#### [LISTED RECORDS]
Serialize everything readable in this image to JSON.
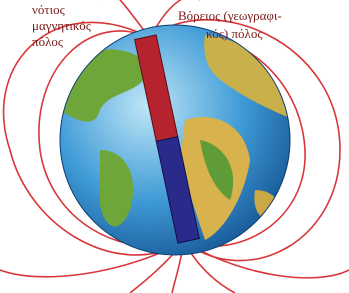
{
  "labels": {
    "south_magnetic_pole": [
      "νότιος",
      "μαγνητικός",
      "πόλος"
    ],
    "north_geographic_pole": [
      "Βόρειος (γεωγραφι-",
      "κός) πόλος"
    ]
  }
}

#### [TASK DETAILS]
Set each line of the records down exactly, leaving every picture out.

#### [FULL SOLUTION]
Serialize everything readable in this image to JSON.
{
  "labels": {
    "south_magnetic_pole": [
      "νότιος",
      "μαγνητικός",
      "πόλος"
    ],
    "north_geographic_pole": [
      "Βόρειος (γεωγραφι-",
      "κός) πόλος"
    ]
  }
}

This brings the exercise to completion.